Excerpt from a dataset:
+++
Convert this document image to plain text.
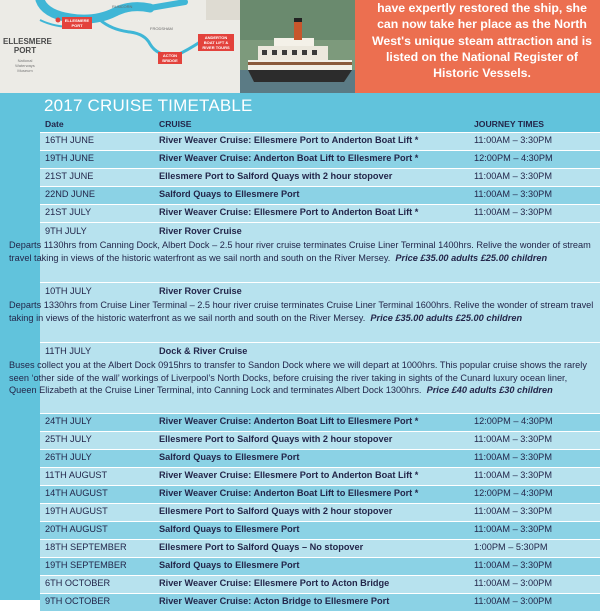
RUNCORN
FRODSHAM
ELLESMERE PORT
National Waterways Museum
ELLESMERE PORT
ACTON BRIDGE
ANDERTON BOAT LIFT & RIVER TOURS
have expertly restored the ship, she can now take her place as the North West's unique steam attraction and is listed on the National Register of Historic Vessels.
2017 CRUISE TIMETABLE
Date	CRUISE	JOURNEY TIMES
16TH JUNE	River Weaver Cruise: Ellesmere Port to Anderton Boat Lift *	11:00AM – 3:30PM
19TH JUNE	River Weaver Cruise: Anderton Boat Lift to Ellesmere Port *	12:00PM – 4:30PM
21ST JUNE	Ellesmere Port to Salford Quays with 2 hour stopover	11:00AM – 3:30PM
22ND JUNE	Salford Quays to Ellesmere Port	11:00AM – 3:30PM
21ST JULY	River Weaver Cruise: Ellesmere Port to Anderton Boat Lift *	11:00AM – 3:30PM
9TH JULY	River Rover Cruise
Departs 1130hrs from Canning Dock, Albert Dock – 2.5 hour river cruise terminates Cruise Liner Terminal 1400hrs. Relive the wonder of stream travel taking in views of the historic waterfront as we sail north and south on the River Mersey. Price £35.00 adults £25.00 children
10TH JULY	River Rover Cruise
Departs 1330hrs from Cruise Liner Terminal – 2.5 hour river cruise terminates Cruise Liner Terminal 1600hrs. Relive the wonder of stream travel taking in views of the historic waterfront as we sail north and south on the River Mersey. Price £35.00 adults £25.00 children
11TH JULY	Dock & River Cruise
Buses collect you at the Albert Dock 0915hrs to transfer to Sandon Dock where we will depart at 1000hrs. This popular cruise shows the rarely seen ‘other side of the wall’ workings of Liverpool’s North Docks, before cruising the river taking in sights of the Cunard luxury ocean liner, Queen Elizabeth at the Cruise Liner Terminal, into Canning Lock and terminates Albert Dock 1300hrs. Price £40 adults £30 children
24TH JULY	River Weaver Cruise: Anderton Boat Lift to Ellesmere Port *	12:00PM – 4:30PM
25TH JULY	Ellesmere Port to Salford Quays with 2 hour stopover	11:00AM – 3:30PM
26TH JULY	Salford Quays to Ellesmere Port	11:00AM – 3:30PM
11TH AUGUST	River Weaver Cruise: Ellesmere Port to Anderton Boat Lift *	11:00AM – 3:30PM
14TH AUGUST	River Weaver Cruise: Anderton Boat Lift to Ellesmere Port *	12:00PM – 4:30PM
19TH AUGUST	Ellesmere Port to Salford Quays with 2 hour stopover	11:00AM – 3:30PM
20TH AUGUST	Salford Quays to Ellesmere Port	11:00AM – 3:30PM
18TH SEPTEMBER	Ellesmere Port to Salford Quays – No stopover	1:00PM – 5:30PM
19TH SEPTEMBER	Salford Quays to Ellesmere Port	11:00AM – 3:30PM
6TH OCTOBER	River Weaver Cruise: Ellesmere Port to Acton Bridge	11:00AM – 3:00PM
9TH OCTOBER	River Weaver Cruise: Acton Bridge to Ellesmere Port	11:00AM – 3:00PM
+++
### [Task objective]
Your task is to repeat the material above exactly, without its pictures.

### [Solution to this problem]
Convert this document image to plain text.
RUNCORN
FRODSHAM
ELLESMERE PORT
National Waterways Museum
ELLESMERE PORT
ACTON BRIDGE
ANDERTON BOAT LIFT & RIVER TOURS
have expertly restored the ship, she can now take her place as the North West's unique steam attraction and is listed on the National Register of Historic Vessels.
2017 CRUISE TIMETABLE
Date	CRUISE	JOURNEY TIMES
16TH JUNE	River Weaver Cruise: Ellesmere Port to Anderton Boat Lift *	11:00AM – 3:30PM
19TH JUNE	River Weaver Cruise: Anderton Boat Lift to Ellesmere Port *	12:00PM – 4:30PM
21ST JUNE	Ellesmere Port to Salford Quays with 2 hour stopover	11:00AM – 3:30PM
22ND JUNE	Salford Quays to Ellesmere Port	11:00AM – 3:30PM
21ST JULY	River Weaver Cruise: Ellesmere Port to Anderton Boat Lift *	11:00AM – 3:30PM
9TH JULY	River Rover Cruise
Departs 1130hrs from Canning Dock, Albert Dock – 2.5 hour river cruise terminates Cruise Liner Terminal 1400hrs. Relive the wonder of stream travel taking in views of the historic waterfront as we sail north and south on the River Mersey. Price £35.00 adults £25.00 children
10TH JULY	River Rover Cruise
Departs 1330hrs from Cruise Liner Terminal – 2.5 hour river cruise terminates Cruise Liner Terminal 1600hrs. Relive the wonder of stream travel taking in views of the historic waterfront as we sail north and south on the River Mersey. Price £35.00 adults £25.00 children
11TH JULY	Dock & River Cruise
Buses collect you at the Albert Dock 0915hrs to transfer to Sandon Dock where we will depart at 1000hrs. This popular cruise shows the rarely seen ‘other side of the wall’ workings of Liverpool’s North Docks, before cruising the river taking in sights of the Cunard luxury ocean liner, Queen Elizabeth at the Cruise Liner Terminal, into Canning Lock and terminates Albert Dock 1300hrs. Price £40 adults £30 children
24TH JULY	River Weaver Cruise: Anderton Boat Lift to Ellesmere Port *	12:00PM – 4:30PM
25TH JULY	Ellesmere Port to Salford Quays with 2 hour stopover	11:00AM – 3:30PM
26TH JULY	Salford Quays to Ellesmere Port	11:00AM – 3:30PM
11TH AUGUST	River Weaver Cruise: Ellesmere Port to Anderton Boat Lift *	11:00AM – 3:30PM
14TH AUGUST	River Weaver Cruise: Anderton Boat Lift to Ellesmere Port *	12:00PM – 4:30PM
19TH AUGUST	Ellesmere Port to Salford Quays with 2 hour stopover	11:00AM – 3:30PM
20TH AUGUST	Salford Quays to Ellesmere Port	11:00AM – 3:30PM
18TH SEPTEMBER	Ellesmere Port to Salford Quays – No stopover	1:00PM – 5:30PM
19TH SEPTEMBER	Salford Quays to Ellesmere Port	11:00AM – 3:30PM
6TH OCTOBER	River Weaver Cruise: Ellesmere Port to Acton Bridge	11:00AM – 3:00PM
9TH OCTOBER	River Weaver Cruise: Acton Bridge to Ellesmere Port	11:00AM – 3:00PM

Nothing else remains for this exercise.